### What is required
Repeat each entry below exactly as it stands.
#### Given data
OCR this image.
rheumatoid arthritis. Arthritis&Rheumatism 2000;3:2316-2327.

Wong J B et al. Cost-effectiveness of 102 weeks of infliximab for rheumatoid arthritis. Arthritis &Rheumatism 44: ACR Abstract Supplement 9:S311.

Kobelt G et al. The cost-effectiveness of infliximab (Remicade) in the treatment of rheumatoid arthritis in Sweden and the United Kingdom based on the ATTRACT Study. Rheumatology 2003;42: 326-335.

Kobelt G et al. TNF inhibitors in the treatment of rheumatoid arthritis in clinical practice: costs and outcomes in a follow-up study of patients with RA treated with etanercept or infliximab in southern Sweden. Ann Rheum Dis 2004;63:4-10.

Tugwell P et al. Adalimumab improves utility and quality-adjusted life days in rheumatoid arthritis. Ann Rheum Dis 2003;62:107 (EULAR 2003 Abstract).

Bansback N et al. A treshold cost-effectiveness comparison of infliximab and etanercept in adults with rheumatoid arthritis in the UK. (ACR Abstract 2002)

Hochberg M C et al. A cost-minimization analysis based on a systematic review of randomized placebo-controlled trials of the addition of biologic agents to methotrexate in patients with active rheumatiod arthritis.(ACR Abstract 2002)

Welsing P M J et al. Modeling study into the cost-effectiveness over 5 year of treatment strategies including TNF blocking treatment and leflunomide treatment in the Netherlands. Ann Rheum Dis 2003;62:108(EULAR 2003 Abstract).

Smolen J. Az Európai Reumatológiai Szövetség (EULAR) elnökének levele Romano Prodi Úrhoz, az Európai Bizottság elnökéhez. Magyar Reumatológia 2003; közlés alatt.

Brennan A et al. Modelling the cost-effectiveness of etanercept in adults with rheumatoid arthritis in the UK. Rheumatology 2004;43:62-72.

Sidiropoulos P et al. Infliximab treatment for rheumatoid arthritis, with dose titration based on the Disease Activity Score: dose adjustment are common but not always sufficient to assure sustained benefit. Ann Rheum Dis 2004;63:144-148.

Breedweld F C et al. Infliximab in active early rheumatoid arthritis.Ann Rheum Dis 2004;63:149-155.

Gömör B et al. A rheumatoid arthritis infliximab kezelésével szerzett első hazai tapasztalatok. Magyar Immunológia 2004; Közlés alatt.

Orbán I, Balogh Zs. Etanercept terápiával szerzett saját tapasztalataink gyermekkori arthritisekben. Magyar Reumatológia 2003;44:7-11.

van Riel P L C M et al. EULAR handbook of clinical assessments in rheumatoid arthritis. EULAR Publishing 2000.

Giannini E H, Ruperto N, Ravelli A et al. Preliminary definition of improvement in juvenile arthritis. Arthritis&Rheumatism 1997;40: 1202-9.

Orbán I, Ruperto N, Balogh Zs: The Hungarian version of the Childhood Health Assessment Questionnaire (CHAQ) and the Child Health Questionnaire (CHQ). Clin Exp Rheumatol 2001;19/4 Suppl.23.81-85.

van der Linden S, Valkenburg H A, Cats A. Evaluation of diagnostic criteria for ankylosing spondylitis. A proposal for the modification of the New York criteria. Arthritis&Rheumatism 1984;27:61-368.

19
########
### Written reply
OCR this image.
rheumatoid arthritis. Arthritis&Rheumatism 2000;3:2316-2327.

Wong J B et al. Cost-effectiveness of 102 weeks of infliximab for rheumatoid arthritis. Arthritis &Rheumatism 44: ACR Abstract Supplement 9:S311.

Kobelt G et al. The cost-effectiveness of infliximab (Remicade) in the treatment of rheumatoid arthritis in Sweden and the United Kingdom based on the ATTRACT Study. Rheumatology 2003;42: 326-335.

Kobelt G et al. TNF inhibitors in the treatment of rheumatoid arthritis in clinical practice: costs and outcomes in a follow-up study of patients with RA treated with etanercept or infliximab in southern Sweden. Ann Rheum Dis 2004;63:4-10.

Tugwell P et al. Adalimumab improves utility and quality-adjusted life days in rheumatoid arthritis. Ann Rheum Dis 2003;62:107 (EULAR 2003 Abstract).

Bansback N et al. A treshold cost-effectiveness comparison of infliximab and etanercept in adults with rheumatoid arthritis in the UK. (ACR Abstract 2002)

Hochberg M C et al. A cost-minimization analysis based on a systematic review of randomized placebo-controlled trials of the addition of biologic agents to methotrexate in patients with active rheumatiod arthritis.(ACR Abstract 2002)

Welsing P M J et al. Modeling study into the cost-effectiveness over 5 year of treatment strategies including TNF blocking treatment and leflunomide treatment in the Netherlands. Ann Rheum Dis 2003;62:108(EULAR 2003 Abstract).

Smolen J. Az Európai Reumatológiai Szövetség (EULAR) elnökének levele Romano Prodi Úrhoz, az Európai Bizottság elnökéhez. Magyar Reumatológia 2003; közlés alatt.

Brennan A et al. Modelling the cost-effectiveness of etanercept in adults with rheumatoid arthritis in the UK. Rheumatology 2004;43:62-72.

Sidiropoulos P et al. Infliximab treatment for rheumatoid arthritis, with dose titration based on the Disease Activity Score: dose adjustment are common but not always sufficient to assure sustained benefit. Ann Rheum Dis 2004;63:144-148.

Breedweld F C et al. Infliximab in active early rheumatoid arthritis.Ann Rheum Dis 2004;63:149-155.

Gömör B et al. A rheumatoid arthritis infliximab kezelésével szerzett első hazai tapasztalatok. Magyar Immunológia 2004; Közlés alatt.

Orbán I, Balogh Zs. Etanercept terápiával szerzett saját tapasztalataink gyermekkori arthritisekben. Magyar Reumatológia 2003;44:7-11.

van Riel P L C M et al. EULAR handbook of clinical assessments in rheumatoid arthritis. EULAR Publishing 2000.

Giannini E H, Ruperto N, Ravelli A et al. Preliminary definition of improvement in juvenile arthritis. Arthritis&Rheumatism 1997;40: 1202-9.

Orbán I, Ruperto N, Balogh Zs: The Hungarian version of the Childhood Health Assessment Questionnaire (CHAQ) and the Child Health Questionnaire (CHQ). Clin Exp Rheumatol 2001;19/4 Suppl.23.81-85.

van der Linden S, Valkenburg H A, Cats A. Evaluation of diagnostic criteria for ankylosing spondylitis. A proposal for the modification of the New York criteria. Arthritis&Rheumatism 1984;27:61-368.

19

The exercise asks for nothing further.